Pick out all lines with the word "document" from the records that follow.

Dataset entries
====
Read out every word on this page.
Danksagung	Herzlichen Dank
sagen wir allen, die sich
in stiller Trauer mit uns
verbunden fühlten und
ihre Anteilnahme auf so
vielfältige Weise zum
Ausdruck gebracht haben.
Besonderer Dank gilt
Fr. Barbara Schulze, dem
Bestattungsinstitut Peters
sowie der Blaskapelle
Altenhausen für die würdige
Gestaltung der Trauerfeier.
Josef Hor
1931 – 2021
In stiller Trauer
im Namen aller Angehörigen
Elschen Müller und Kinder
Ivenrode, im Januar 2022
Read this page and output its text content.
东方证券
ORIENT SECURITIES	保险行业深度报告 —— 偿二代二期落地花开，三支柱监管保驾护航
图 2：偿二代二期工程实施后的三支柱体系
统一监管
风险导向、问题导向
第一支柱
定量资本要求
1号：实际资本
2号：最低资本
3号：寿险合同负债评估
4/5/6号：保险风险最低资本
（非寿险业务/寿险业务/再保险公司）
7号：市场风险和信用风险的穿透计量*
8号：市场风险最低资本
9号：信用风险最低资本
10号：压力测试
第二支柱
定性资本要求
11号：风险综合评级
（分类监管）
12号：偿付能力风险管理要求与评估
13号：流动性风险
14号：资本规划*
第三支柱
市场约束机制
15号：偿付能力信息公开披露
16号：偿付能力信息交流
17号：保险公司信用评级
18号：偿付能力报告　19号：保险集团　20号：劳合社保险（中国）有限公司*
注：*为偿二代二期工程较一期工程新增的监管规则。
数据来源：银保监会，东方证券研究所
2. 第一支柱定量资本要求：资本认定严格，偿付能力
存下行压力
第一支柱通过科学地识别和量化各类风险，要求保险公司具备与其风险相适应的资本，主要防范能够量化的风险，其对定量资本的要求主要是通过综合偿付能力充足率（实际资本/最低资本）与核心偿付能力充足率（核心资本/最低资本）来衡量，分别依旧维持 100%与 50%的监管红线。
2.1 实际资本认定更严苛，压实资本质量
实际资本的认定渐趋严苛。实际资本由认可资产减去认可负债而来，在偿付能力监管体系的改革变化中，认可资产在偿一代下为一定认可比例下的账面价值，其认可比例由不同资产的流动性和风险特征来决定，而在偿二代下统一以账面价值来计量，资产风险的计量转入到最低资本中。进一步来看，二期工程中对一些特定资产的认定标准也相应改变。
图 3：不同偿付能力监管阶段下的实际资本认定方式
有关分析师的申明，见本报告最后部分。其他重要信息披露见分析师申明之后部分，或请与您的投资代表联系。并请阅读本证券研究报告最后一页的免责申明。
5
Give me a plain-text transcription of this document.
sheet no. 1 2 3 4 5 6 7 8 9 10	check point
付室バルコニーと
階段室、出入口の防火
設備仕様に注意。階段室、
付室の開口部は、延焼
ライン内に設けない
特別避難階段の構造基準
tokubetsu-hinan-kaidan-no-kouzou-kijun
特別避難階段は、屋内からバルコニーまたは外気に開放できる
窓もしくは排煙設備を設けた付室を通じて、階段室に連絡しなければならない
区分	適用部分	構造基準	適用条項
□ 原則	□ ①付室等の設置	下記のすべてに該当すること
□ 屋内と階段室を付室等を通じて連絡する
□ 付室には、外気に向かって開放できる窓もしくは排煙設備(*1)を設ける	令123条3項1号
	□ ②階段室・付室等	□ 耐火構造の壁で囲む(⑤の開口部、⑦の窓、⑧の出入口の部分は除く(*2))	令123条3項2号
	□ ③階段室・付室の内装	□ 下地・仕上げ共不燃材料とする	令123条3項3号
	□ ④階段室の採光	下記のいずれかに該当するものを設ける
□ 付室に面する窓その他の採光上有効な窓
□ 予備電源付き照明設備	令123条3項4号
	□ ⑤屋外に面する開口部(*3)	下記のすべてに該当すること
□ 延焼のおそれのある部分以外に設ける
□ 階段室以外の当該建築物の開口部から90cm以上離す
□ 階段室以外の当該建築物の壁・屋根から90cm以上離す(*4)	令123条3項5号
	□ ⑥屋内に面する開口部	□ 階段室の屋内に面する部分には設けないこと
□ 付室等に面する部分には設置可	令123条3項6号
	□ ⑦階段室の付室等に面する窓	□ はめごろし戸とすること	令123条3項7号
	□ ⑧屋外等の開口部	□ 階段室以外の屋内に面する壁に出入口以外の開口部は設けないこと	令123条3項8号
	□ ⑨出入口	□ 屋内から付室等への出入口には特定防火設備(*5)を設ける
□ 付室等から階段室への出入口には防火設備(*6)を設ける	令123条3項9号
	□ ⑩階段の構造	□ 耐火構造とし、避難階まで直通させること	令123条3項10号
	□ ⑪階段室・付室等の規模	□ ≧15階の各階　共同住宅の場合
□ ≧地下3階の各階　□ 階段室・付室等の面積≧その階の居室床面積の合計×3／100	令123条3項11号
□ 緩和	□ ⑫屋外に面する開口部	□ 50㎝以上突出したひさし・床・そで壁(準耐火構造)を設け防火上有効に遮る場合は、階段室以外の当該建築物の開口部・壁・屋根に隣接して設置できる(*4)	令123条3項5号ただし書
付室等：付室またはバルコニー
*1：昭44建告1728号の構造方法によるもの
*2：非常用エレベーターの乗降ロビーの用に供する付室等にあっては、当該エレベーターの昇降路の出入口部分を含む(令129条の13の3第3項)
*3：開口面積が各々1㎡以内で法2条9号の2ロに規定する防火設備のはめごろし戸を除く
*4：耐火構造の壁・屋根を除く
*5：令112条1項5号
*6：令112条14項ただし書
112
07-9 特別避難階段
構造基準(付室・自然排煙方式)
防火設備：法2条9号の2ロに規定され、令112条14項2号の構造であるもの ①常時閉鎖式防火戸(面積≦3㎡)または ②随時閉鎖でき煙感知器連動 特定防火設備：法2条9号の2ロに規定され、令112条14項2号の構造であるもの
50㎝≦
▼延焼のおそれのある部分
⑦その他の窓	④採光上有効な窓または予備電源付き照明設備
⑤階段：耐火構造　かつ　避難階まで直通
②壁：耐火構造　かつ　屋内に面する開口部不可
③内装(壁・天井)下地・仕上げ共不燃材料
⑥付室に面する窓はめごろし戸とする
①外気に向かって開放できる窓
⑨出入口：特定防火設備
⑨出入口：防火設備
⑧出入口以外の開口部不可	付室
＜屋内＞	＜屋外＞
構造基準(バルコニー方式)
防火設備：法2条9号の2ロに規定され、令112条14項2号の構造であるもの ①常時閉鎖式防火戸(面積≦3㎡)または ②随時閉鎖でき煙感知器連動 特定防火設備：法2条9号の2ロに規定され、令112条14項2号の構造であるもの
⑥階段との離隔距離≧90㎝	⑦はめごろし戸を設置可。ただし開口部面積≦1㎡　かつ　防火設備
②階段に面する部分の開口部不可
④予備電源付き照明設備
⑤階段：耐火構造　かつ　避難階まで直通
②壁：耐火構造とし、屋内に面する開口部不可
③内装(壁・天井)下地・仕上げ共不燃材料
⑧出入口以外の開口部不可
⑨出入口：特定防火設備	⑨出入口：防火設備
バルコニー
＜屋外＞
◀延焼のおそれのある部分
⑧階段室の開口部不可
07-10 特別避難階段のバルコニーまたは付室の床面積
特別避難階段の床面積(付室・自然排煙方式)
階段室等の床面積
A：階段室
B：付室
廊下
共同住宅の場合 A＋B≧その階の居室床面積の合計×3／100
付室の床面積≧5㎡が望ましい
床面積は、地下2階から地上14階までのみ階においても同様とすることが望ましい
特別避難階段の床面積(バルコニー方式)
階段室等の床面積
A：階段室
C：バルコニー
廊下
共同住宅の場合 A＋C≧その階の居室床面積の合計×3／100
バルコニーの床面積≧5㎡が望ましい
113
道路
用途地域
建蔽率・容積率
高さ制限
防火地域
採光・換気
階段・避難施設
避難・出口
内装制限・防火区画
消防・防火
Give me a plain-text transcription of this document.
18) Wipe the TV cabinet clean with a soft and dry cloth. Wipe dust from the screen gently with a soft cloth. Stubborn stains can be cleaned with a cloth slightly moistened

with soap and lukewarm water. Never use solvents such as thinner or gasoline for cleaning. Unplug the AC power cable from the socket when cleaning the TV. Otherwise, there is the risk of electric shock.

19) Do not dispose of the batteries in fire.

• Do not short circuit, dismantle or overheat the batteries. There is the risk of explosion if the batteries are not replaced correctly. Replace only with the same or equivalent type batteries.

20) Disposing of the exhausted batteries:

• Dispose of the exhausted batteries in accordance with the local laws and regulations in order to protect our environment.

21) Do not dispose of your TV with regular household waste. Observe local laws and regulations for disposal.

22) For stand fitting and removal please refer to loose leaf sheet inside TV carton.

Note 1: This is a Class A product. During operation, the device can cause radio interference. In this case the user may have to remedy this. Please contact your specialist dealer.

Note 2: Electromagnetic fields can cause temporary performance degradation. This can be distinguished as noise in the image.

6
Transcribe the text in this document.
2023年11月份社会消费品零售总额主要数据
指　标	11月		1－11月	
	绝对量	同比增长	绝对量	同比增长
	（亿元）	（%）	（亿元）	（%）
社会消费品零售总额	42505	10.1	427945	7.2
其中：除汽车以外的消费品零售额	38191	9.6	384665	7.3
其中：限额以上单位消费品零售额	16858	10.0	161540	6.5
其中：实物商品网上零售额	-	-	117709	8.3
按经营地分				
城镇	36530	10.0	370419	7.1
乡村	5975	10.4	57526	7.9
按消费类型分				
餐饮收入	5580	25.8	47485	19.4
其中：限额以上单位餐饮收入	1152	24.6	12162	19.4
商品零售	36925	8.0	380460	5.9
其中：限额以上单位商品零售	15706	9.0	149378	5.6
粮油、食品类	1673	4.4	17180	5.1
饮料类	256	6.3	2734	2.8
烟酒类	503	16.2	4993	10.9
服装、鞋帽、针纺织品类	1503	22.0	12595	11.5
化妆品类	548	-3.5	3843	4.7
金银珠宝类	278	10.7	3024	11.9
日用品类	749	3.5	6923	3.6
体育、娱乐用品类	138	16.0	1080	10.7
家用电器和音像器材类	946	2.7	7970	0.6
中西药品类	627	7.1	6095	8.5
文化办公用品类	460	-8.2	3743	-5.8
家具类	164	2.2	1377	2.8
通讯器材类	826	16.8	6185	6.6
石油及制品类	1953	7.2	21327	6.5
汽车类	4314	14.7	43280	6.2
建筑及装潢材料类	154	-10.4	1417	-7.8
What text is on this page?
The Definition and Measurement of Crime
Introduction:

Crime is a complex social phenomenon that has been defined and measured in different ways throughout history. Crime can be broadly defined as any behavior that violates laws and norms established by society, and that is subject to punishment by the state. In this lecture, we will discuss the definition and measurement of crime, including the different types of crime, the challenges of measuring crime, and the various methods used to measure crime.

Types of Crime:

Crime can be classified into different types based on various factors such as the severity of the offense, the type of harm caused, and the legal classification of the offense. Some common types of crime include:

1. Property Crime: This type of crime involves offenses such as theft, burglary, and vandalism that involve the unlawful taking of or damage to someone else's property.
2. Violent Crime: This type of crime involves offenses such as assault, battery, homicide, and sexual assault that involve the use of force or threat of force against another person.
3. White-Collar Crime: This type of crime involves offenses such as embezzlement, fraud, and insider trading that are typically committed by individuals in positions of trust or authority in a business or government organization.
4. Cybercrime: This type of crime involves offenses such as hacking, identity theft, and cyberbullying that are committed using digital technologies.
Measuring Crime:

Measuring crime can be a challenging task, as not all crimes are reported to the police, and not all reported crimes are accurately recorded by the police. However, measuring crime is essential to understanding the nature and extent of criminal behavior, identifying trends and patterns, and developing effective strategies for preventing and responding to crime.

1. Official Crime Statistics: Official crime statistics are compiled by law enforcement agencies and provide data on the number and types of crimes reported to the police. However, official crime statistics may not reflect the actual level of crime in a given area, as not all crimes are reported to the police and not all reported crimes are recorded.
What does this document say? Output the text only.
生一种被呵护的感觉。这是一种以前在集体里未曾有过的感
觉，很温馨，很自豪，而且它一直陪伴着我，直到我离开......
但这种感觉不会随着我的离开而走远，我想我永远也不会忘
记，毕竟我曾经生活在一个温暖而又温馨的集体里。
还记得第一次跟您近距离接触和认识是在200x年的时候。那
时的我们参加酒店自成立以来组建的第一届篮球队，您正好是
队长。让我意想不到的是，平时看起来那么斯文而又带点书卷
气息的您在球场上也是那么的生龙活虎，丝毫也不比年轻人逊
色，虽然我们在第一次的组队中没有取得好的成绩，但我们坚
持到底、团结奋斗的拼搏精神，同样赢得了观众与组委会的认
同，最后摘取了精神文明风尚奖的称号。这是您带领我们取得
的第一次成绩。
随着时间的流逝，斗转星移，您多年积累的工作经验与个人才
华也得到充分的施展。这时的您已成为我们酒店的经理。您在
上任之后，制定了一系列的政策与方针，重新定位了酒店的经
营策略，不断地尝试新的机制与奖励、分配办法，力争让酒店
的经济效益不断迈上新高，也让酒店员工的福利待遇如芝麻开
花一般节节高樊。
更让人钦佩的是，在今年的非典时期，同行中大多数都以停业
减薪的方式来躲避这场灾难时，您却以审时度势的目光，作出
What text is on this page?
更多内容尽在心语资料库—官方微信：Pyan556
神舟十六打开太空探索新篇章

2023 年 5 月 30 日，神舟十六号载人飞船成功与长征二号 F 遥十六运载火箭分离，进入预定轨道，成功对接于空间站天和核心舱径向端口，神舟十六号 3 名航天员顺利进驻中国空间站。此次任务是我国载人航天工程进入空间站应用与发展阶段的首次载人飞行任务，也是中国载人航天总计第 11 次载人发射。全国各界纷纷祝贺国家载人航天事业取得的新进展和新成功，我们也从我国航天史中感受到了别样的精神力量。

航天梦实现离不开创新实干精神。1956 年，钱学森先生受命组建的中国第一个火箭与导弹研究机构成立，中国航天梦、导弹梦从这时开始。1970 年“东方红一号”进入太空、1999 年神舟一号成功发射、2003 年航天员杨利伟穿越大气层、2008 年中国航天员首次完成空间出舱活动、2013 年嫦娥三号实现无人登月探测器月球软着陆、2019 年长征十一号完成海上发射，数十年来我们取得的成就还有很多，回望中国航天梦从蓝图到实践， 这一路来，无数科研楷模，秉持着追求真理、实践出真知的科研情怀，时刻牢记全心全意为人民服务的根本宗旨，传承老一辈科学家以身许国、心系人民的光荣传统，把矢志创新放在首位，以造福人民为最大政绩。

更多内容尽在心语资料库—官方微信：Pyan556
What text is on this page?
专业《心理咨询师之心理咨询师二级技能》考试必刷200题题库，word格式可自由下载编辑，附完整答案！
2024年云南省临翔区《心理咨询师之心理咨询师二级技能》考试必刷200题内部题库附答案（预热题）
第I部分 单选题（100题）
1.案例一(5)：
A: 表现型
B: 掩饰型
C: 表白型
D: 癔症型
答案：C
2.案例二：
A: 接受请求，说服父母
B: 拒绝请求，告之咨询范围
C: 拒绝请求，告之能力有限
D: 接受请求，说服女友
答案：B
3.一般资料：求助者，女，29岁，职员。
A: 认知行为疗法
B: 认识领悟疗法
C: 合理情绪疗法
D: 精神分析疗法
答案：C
====
Task answer:
Give me a plain-text transcription of this document.
Give me a plain-text transcription of this document.
Transcribe the text in this document.
What does this document say? Output the text only.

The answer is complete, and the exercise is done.